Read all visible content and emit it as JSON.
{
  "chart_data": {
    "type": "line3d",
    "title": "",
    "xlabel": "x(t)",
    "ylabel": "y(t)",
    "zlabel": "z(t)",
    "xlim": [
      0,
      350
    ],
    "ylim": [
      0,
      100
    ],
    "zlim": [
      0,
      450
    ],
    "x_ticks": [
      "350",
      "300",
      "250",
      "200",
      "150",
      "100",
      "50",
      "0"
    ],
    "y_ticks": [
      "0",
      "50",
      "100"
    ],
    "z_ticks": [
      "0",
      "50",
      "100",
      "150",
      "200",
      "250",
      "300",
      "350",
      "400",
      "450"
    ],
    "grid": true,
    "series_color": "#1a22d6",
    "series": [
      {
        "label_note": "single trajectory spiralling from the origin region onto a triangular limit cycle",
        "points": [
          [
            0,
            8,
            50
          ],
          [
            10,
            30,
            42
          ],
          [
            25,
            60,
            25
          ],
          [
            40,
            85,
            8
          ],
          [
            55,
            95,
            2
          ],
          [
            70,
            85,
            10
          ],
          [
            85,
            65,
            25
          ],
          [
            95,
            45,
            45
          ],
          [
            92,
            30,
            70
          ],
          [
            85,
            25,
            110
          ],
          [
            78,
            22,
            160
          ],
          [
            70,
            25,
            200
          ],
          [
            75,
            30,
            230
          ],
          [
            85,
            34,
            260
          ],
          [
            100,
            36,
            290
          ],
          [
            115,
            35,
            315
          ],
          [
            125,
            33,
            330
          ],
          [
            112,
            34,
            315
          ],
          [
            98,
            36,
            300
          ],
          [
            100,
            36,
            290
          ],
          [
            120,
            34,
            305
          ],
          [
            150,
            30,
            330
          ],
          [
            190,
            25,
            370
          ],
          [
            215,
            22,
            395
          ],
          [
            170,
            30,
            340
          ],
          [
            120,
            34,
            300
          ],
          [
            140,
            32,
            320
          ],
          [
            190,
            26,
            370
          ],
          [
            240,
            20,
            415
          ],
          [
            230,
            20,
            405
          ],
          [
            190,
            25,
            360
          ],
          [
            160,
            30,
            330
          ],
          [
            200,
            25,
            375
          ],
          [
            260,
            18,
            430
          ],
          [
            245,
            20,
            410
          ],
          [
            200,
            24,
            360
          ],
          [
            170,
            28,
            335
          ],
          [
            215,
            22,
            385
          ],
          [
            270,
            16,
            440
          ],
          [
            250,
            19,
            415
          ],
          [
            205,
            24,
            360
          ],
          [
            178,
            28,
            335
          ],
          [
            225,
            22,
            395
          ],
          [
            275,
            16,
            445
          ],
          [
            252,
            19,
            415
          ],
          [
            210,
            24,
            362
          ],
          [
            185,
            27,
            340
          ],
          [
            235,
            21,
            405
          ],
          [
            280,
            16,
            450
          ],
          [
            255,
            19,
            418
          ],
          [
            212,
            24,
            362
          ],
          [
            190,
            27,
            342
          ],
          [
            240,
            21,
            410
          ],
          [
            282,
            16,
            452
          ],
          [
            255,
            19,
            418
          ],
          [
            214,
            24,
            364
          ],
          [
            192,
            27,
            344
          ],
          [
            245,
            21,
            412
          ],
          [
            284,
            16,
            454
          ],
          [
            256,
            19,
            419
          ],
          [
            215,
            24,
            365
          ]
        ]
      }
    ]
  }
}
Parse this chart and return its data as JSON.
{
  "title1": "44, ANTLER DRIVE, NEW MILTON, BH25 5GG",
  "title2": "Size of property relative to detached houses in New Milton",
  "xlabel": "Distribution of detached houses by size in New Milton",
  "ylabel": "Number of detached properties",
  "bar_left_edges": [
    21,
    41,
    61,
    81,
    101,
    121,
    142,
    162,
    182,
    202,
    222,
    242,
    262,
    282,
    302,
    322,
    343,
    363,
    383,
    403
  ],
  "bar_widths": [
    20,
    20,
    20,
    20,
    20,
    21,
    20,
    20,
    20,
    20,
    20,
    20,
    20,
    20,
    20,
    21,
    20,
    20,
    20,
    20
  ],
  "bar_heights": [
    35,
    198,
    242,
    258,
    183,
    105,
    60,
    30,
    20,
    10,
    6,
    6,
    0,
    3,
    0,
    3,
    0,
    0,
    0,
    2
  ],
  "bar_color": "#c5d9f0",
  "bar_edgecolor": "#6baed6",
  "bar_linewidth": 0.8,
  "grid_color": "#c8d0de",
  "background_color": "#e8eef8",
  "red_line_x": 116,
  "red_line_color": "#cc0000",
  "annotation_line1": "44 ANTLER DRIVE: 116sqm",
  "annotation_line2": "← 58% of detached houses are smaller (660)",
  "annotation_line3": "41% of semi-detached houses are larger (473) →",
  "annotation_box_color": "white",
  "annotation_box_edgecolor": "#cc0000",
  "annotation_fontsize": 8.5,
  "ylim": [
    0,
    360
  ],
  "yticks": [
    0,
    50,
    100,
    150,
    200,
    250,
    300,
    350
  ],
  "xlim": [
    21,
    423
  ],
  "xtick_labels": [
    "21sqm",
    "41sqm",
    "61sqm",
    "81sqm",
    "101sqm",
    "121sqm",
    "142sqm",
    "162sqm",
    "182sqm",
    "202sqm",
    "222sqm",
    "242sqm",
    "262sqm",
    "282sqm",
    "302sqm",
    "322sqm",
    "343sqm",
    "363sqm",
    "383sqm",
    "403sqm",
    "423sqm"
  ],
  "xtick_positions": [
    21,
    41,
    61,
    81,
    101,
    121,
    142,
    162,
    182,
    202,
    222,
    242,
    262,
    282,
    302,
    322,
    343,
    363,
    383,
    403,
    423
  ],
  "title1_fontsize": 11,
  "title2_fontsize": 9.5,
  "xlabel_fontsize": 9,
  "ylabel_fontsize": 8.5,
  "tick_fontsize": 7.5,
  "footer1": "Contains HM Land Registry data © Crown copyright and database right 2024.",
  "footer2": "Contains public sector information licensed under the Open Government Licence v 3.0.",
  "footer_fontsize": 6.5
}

◆ GIVEN TASK ◆
Give an exact repetition of all the material.

◆ SOLUTION TO THIS PROBLEM ◆
Read all visible content and emit it as JSON.
{
  "chart_data": {
    "type": "line3d",
    "title": "",
    "xlabel": "x(t)",
    "ylabel": "y(t)",
    "zlabel": "z(t)",
    "xlim": [
      0,
      350
    ],
    "ylim": [
      0,
      100
    ],
    "zlim": [
      0,
      450
    ],
    "x_ticks": [
      "350",
      "300",
      "250",
      "200",
      "150",
      "100",
      "50",
      "0"
    ],
    "y_ticks": [
      "0",
      "50",
      "100"
    ],
    "z_ticks": [
      "0",
      "50",
      "100",
      "150",
      "200",
      "250",
      "300",
      "350",
      "400",
      "450"
    ],
    "grid": true,
    "series_color": "#1a22d6",
    "series": [
      {
        "label_note": "single trajectory spiralling from the origin region onto a triangular limit cycle",
        "points": [
          [
            0,
            8,
            50
          ],
          [
            10,
            30,
            42
          ],
          [
            25,
            60,
            25
          ],
          [
            40,
            85,
            8
          ],
          [
            55,
            95,
            2
          ],
          [
            70,
            85,
            10
          ],
          [
            85,
            65,
            25
          ],
          [
            95,
            45,
            45
          ],
          [
            92,
            30,
            70
          ],
          [
            85,
            25,
            110
          ],
          [
            78,
            22,
            160
          ],
          [
            70,
            25,
            200
          ],
          [
            75,
            30,
            230
          ],
          [
            85,
            34,
            260
          ],
          [
            100,
            36,
            290
          ],
          [
            115,
            35,
            315
          ],
          [
            125,
            33,
            330
          ],
          [
            112,
            34,
            315
          ],
          [
            98,
            36,
            300
          ],
          [
            100,
            36,
            290
          ],
          [
            120,
            34,
            305
          ],
          [
            150,
            30,
            330
          ],
          [
            190,
            25,
            370
          ],
          [
            215,
            22,
            395
          ],
          [
            170,
            30,
            340
          ],
          [
            120,
            34,
            300
          ],
          [
            140,
            32,
            320
          ],
          [
            190,
            26,
            370
          ],
          [
            240,
            20,
            415
          ],
          [
            230,
            20,
            405
          ],
          [
            190,
            25,
            360
          ],
          [
            160,
            30,
            330
          ],
          [
            200,
            25,
            375
          ],
          [
            260,
            18,
            430
          ],
          [
            245,
            20,
            410
          ],
          [
            200,
            24,
            360
          ],
          [
            170,
            28,
            335
          ],
          [
            215,
            22,
            385
          ],
          [
            270,
            16,
            440
          ],
          [
            250,
            19,
            415
          ],
          [
            205,
            24,
            360
          ],
          [
            178,
            28,
            335
          ],
          [
            225,
            22,
            395
          ],
          [
            275,
            16,
            445
          ],
          [
            252,
            19,
            415
          ],
          [
            210,
            24,
            362
          ],
          [
            185,
            27,
            340
          ],
          [
            235,
            21,
            405
          ],
          [
            280,
            16,
            450
          ],
          [
            255,
            19,
            418
          ],
          [
            212,
            24,
            362
          ],
          [
            190,
            27,
            342
          ],
          [
            240,
            21,
            410
          ],
          [
            282,
            16,
            452
          ],
          [
            255,
            19,
            418
          ],
          [
            214,
            24,
            364
          ],
          [
            192,
            27,
            344
          ],
          [
            245,
            21,
            412
          ],
          [
            284,
            16,
            454
          ],
          [
            256,
            19,
            419
          ],
          [
            215,
            24,
            365
          ]
        ]
      }
    ]
  }
}
Parse this chart and return its data as JSON.
{
  "title1": "44, ANTLER DRIVE, NEW MILTON, BH25 5GG",
  "title2": "Size of property relative to detached houses in New Milton",
  "xlabel": "Distribution of detached houses by size in New Milton",
  "ylabel": "Number of detached properties",
  "bar_left_edges": [
    21,
    41,
    61,
    81,
    101,
    121,
    142,
    162,
    182,
    202,
    222,
    242,
    262,
    282,
    302,
    322,
    343,
    363,
    383,
    403
  ],
  "bar_widths": [
    20,
    20,
    20,
    20,
    20,
    21,
    20,
    20,
    20,
    20,
    20,
    20,
    20,
    20,
    20,
    21,
    20,
    20,
    20,
    20
  ],
  "bar_heights": [
    35,
    198,
    242,
    258,
    183,
    105,
    60,
    30,
    20,
    10,
    6,
    6,
    0,
    3,
    0,
    3,
    0,
    0,
    0,
    2
  ],
  "bar_color": "#c5d9f0",
  "bar_edgecolor": "#6baed6",
  "bar_linewidth": 0.8,
  "grid_color": "#c8d0de",
  "background_color": "#e8eef8",
  "red_line_x": 116,
  "red_line_color": "#cc0000",
  "annotation_line1": "44 ANTLER DRIVE: 116sqm",
  "annotation_line2": "← 58% of detached houses are smaller (660)",
  "annotation_line3": "41% of semi-detached houses are larger (473) →",
  "annotation_box_color": "white",
  "annotation_box_edgecolor": "#cc0000",
  "annotation_fontsize": 8.5,
  "ylim": [
    0,
    360
  ],
  "yticks": [
    0,
    50,
    100,
    150,
    200,
    250,
    300,
    350
  ],
  "xlim": [
    21,
    423
  ],
  "xtick_labels": [
    "21sqm",
    "41sqm",
    "61sqm",
    "81sqm",
    "101sqm",
    "121sqm",
    "142sqm",
    "162sqm",
    "182sqm",
    "202sqm",
    "222sqm",
    "242sqm",
    "262sqm",
    "282sqm",
    "302sqm",
    "322sqm",
    "343sqm",
    "363sqm",
    "383sqm",
    "403sqm",
    "423sqm"
  ],
  "xtick_positions": [
    21,
    41,
    61,
    81,
    101,
    121,
    142,
    162,
    182,
    202,
    222,
    242,
    262,
    282,
    302,
    322,
    343,
    363,
    383,
    403,
    423
  ],
  "title1_fontsize": 11,
  "title2_fontsize": 9.5,
  "xlabel_fontsize": 9,
  "ylabel_fontsize": 8.5,
  "tick_fontsize": 7.5,
  "footer1": "Contains HM Land Registry data © Crown copyright and database right 2024.",
  "footer2": "Contains public sector information licensed under the Open Government Licence v 3.0.",
  "footer_fontsize": 6.5
}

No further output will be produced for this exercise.